Dataset records
◇ ◇ ◇ ◇ ◇ ◇ ◇

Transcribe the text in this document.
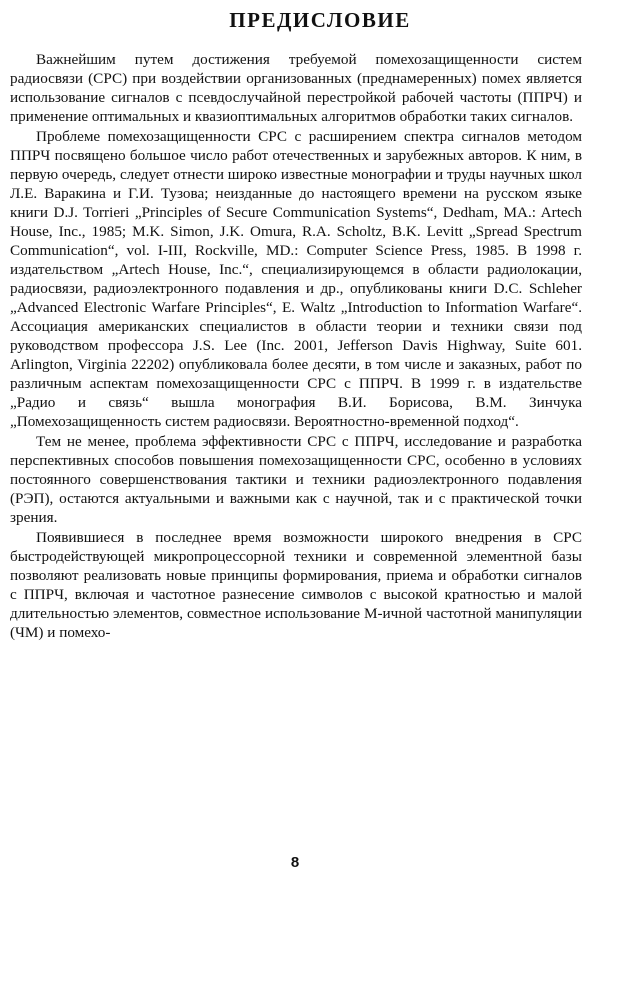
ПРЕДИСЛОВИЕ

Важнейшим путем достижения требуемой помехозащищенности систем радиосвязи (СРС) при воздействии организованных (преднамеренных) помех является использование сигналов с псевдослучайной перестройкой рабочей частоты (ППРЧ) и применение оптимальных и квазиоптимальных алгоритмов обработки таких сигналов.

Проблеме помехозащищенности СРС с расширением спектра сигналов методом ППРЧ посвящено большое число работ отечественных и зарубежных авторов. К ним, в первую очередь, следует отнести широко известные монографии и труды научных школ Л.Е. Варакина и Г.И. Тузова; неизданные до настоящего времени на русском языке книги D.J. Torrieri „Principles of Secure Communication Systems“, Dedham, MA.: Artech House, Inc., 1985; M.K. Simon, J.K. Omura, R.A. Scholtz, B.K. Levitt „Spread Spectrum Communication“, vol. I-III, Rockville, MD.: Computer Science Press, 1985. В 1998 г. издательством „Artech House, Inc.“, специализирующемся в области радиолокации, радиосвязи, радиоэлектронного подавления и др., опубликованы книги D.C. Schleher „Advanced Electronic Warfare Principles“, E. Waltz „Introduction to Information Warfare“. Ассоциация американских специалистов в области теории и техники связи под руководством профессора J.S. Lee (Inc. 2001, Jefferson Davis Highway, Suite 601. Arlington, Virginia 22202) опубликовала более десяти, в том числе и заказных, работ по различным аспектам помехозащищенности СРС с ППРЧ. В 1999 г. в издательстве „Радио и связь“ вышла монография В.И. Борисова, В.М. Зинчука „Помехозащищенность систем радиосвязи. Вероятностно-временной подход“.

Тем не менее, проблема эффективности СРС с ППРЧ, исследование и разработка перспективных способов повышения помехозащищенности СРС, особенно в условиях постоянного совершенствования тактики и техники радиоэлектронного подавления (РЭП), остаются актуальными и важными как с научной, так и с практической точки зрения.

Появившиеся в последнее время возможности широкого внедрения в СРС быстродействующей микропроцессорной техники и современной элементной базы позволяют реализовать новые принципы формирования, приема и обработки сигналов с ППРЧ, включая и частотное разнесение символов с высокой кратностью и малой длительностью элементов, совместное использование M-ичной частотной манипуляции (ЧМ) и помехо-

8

◇ ◇ ◇ ◇ ◇ ◇ ◇

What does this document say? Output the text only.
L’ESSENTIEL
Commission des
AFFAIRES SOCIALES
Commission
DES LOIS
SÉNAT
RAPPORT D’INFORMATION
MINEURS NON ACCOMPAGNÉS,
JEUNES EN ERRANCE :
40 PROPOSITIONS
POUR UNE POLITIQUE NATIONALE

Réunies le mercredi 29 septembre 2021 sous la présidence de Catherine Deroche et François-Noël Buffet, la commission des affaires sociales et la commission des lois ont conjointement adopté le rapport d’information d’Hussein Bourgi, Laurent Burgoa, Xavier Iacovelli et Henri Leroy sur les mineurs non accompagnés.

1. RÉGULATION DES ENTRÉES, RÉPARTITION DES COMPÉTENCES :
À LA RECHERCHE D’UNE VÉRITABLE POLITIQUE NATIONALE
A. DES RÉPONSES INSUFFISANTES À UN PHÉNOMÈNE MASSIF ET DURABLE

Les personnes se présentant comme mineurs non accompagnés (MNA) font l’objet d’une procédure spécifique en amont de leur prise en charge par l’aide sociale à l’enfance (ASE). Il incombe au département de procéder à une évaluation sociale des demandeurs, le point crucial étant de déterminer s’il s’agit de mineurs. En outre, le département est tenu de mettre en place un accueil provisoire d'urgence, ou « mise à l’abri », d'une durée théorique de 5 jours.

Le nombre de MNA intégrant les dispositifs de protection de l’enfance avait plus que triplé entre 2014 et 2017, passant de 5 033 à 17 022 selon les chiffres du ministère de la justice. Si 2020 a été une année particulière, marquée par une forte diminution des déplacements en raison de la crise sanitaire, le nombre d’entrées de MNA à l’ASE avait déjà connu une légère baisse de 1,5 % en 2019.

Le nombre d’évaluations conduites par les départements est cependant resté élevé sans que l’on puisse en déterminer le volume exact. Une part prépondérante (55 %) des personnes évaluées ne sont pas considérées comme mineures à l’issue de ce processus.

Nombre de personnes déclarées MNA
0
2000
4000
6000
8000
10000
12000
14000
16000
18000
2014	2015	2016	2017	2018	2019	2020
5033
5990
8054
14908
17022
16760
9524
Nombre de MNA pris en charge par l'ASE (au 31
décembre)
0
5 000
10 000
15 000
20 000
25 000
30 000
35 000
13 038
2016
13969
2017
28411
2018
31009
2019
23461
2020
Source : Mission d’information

◇ ◇ ◇ ◇ ◇ ◇ ◇

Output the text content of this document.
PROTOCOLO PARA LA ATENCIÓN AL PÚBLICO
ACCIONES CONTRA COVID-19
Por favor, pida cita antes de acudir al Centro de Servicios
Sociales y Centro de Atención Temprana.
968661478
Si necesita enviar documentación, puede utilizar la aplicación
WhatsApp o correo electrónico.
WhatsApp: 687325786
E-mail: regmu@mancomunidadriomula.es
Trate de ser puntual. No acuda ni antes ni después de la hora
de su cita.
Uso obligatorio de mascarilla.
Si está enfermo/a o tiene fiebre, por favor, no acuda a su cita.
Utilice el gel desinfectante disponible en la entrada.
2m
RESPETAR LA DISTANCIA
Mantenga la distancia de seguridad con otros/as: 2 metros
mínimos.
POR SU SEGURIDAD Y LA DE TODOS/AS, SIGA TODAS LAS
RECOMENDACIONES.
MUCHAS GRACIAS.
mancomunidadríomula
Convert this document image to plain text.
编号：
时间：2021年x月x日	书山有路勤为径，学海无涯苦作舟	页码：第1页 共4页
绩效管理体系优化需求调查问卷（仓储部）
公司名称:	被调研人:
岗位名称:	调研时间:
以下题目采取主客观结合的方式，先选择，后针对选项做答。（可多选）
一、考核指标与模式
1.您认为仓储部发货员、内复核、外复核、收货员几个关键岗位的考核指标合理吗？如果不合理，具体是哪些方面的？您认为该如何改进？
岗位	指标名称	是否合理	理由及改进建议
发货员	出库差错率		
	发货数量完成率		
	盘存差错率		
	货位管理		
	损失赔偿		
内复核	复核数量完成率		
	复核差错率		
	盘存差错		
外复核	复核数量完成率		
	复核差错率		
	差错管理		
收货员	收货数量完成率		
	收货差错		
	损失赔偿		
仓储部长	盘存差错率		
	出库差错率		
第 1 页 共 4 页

◇ ◇ ◇ ◇ ◇ ◇ ◇

Written exercise
List each line of the records that holds the string "WhatsApp".

Exercise solution
WhatsApp o correo electrónico.
WhatsApp: 687325786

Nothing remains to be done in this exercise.